### Directions:
Compute the number of lines that include the string "области", then output that number and nothing else.

------------------------------

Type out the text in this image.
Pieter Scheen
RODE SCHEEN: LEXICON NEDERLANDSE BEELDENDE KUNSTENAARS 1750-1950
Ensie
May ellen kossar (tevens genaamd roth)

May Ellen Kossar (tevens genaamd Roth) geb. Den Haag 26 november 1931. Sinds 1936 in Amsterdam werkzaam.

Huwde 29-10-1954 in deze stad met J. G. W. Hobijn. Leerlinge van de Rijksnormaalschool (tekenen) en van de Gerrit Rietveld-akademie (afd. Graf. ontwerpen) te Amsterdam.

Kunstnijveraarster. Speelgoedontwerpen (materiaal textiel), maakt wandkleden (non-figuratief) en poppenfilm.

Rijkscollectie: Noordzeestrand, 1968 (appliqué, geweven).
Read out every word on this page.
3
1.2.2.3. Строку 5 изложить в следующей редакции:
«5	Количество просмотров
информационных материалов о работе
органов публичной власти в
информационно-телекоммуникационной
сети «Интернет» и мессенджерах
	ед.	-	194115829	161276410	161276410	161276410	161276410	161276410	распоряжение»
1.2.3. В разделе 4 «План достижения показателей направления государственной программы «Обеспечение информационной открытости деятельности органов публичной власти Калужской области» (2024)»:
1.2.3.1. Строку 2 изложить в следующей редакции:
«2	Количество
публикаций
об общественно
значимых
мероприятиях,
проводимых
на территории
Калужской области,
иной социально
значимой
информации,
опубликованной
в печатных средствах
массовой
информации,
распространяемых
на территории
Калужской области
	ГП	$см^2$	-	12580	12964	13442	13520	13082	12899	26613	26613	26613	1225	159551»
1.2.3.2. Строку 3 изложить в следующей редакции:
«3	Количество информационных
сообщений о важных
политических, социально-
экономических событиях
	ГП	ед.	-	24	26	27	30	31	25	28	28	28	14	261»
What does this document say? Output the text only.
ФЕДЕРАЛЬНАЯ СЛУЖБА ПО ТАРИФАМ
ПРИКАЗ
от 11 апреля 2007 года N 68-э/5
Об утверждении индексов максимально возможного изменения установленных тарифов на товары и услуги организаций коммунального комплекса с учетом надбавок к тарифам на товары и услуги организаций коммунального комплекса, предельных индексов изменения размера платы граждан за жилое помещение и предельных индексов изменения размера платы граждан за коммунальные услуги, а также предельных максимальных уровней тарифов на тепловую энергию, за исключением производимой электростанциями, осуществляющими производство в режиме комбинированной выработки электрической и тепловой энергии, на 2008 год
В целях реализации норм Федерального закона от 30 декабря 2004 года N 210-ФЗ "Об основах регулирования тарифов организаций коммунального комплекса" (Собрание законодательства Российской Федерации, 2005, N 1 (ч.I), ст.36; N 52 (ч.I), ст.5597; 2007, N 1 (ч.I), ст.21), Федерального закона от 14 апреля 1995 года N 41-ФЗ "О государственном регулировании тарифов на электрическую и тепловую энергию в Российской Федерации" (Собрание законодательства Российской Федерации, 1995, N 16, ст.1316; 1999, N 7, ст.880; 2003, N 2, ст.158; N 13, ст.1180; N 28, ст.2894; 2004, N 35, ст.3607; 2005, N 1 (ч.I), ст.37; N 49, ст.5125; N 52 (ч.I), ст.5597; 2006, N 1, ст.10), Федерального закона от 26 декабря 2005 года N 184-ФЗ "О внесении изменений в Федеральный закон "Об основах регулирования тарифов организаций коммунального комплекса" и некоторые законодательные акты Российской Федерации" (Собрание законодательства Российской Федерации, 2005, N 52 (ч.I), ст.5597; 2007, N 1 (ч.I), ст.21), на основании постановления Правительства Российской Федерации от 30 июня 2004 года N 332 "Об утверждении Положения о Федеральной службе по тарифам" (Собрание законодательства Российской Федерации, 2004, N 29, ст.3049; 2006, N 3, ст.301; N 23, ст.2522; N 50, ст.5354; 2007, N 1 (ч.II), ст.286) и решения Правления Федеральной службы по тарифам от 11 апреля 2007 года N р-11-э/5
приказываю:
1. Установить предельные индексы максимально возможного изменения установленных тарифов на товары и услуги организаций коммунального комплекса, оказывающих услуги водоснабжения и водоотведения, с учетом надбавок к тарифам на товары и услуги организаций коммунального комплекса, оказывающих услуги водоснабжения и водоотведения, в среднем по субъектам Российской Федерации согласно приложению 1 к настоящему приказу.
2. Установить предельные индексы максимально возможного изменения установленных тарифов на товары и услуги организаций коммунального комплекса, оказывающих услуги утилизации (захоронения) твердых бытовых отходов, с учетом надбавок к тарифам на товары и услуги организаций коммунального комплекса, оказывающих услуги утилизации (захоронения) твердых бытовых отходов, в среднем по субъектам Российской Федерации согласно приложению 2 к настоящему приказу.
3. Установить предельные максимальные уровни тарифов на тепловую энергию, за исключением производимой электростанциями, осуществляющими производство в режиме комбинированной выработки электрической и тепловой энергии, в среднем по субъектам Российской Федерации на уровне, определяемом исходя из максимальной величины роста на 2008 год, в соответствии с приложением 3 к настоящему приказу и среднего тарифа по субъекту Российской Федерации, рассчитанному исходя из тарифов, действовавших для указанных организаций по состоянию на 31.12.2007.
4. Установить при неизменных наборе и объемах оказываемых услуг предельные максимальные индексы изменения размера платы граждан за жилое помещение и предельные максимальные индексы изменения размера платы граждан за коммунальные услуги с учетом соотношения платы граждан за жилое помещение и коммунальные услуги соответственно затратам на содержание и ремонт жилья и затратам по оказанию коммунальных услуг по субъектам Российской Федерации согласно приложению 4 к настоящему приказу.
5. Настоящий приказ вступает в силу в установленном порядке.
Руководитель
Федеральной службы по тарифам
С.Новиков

------------------------------

### Answer to the exercise:
3